- **Page excerpt**:
■ ■ ■ ■ ■

Think about your kitchen. In all likelihood, the predominant colour there is white. And the same is probably true of your friends’ kitchens and your families’ kitchens. White kitchens are omnipresent – it’s a functional, default colour that seems to end up in every new kitchen design.
There’s nothing wrong with white, mind you – it’s a classic look, giving a cheerful and clean atmosphere to the room. But it’s far from the only option. If you’re considering redecorating, renovating or just repainting your kitchen, here are some other options to consider.
If you’re a little hesitant about going all out into a full colour kitchen, there are other neutral colours besides white to choose from.
- Charcoals and other grays are a common neutral background that’s rapidly gaining in popularity; it gives a bit of a cooler colour profile than white does, and help those bright accents or white appliances pop even more.
- You could even take that a step further and go with black – while black might create a bit of a cramped sensation in a smaller kitchen, it can create a dramatic and immediately eye-catching look in a properly lit and open room.

■ ■ ■ ■ ■

- **Goal**: Continue the piece on kitchen colors other than white, starting after its final sentence.

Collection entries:
■ ■ ■ ■ ■

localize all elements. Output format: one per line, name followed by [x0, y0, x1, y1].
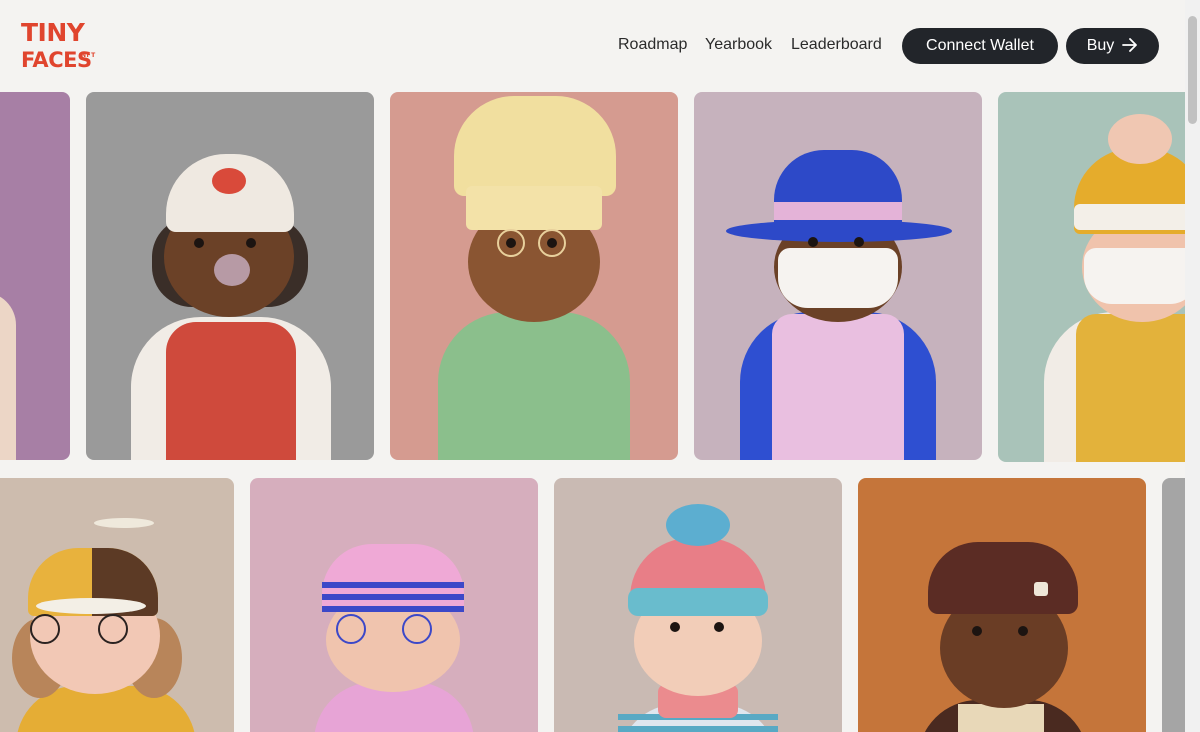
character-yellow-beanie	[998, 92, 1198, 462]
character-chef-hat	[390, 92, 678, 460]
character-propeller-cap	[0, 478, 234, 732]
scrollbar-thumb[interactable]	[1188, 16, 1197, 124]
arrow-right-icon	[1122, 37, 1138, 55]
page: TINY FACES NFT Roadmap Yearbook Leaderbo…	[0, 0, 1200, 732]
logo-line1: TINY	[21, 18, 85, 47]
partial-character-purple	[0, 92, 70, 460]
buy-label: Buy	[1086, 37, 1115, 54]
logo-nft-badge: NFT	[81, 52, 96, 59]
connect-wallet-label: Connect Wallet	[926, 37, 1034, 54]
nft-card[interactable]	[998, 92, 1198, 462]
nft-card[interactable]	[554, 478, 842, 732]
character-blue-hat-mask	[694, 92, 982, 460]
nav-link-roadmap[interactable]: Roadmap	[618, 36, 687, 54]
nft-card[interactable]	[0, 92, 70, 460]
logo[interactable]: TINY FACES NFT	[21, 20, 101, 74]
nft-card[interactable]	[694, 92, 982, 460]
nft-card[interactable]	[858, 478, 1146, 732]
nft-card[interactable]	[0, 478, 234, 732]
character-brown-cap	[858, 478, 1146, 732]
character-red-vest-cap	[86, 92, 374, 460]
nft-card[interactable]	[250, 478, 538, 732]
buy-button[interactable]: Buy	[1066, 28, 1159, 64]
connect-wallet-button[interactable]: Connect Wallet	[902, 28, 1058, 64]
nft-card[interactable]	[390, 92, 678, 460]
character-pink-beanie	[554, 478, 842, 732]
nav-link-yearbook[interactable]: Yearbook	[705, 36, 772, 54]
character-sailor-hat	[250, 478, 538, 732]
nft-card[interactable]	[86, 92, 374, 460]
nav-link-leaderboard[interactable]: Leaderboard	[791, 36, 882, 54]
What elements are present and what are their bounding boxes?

■ ■ ■ ■ ■

- **Response to the task**:
- Greige may sound like a madeup word, but it’s actually a pleasing combination of grey and beige; it’s one of the most versatile colours out there and can work with nearly any fixtures and materials you choose to use.
If you want to take a step past neutral, but not bust out the bright primary colours just yet, there are plenty of subtle colours to choose from. While not as universal as the neutral colours – and thus requiring a bit more thought into materials, appliances and decorations – they can cover a wide range of styles and looks.
- Pale yellows are a step up from white; giving a cheerful and sunny touch to any space, they work well with light blues for an Easter-style look, or simply with other neutral colours.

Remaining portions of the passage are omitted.